Provided data:
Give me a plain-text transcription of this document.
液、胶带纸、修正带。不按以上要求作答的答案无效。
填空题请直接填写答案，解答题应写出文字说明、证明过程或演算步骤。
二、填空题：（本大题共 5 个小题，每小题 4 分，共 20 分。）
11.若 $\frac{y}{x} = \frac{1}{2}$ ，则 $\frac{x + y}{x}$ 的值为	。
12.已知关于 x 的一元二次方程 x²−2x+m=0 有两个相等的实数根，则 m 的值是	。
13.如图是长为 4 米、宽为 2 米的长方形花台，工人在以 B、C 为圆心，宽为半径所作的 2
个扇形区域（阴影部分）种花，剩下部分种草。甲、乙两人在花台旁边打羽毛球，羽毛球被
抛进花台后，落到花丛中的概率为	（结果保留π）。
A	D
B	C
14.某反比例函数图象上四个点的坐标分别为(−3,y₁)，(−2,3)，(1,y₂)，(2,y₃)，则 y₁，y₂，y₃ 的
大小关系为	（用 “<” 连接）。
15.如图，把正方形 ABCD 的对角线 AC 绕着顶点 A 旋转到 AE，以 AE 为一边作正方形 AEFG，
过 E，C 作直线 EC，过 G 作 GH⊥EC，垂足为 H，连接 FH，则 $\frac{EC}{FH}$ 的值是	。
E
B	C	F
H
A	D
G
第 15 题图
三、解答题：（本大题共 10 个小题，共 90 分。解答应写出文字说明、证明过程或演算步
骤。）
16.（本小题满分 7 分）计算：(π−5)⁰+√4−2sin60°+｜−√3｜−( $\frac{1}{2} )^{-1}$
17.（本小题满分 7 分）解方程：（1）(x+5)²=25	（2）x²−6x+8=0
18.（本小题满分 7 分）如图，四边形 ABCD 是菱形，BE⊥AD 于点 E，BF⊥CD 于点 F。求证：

Description of the task: Show the lines of the records that include the string "ABCD".

Expected answer:
15.如图，把正方形 ABCD 的对角线 AC 绕着顶点 A 旋转到 AE，以 AE 为一边作正方形 AEFG，
18.（本小题满分 7 分）如图，四边形 ABCD 是菱形，BE⊥AD 于点 E，BF⊥CD 于点 F。求证：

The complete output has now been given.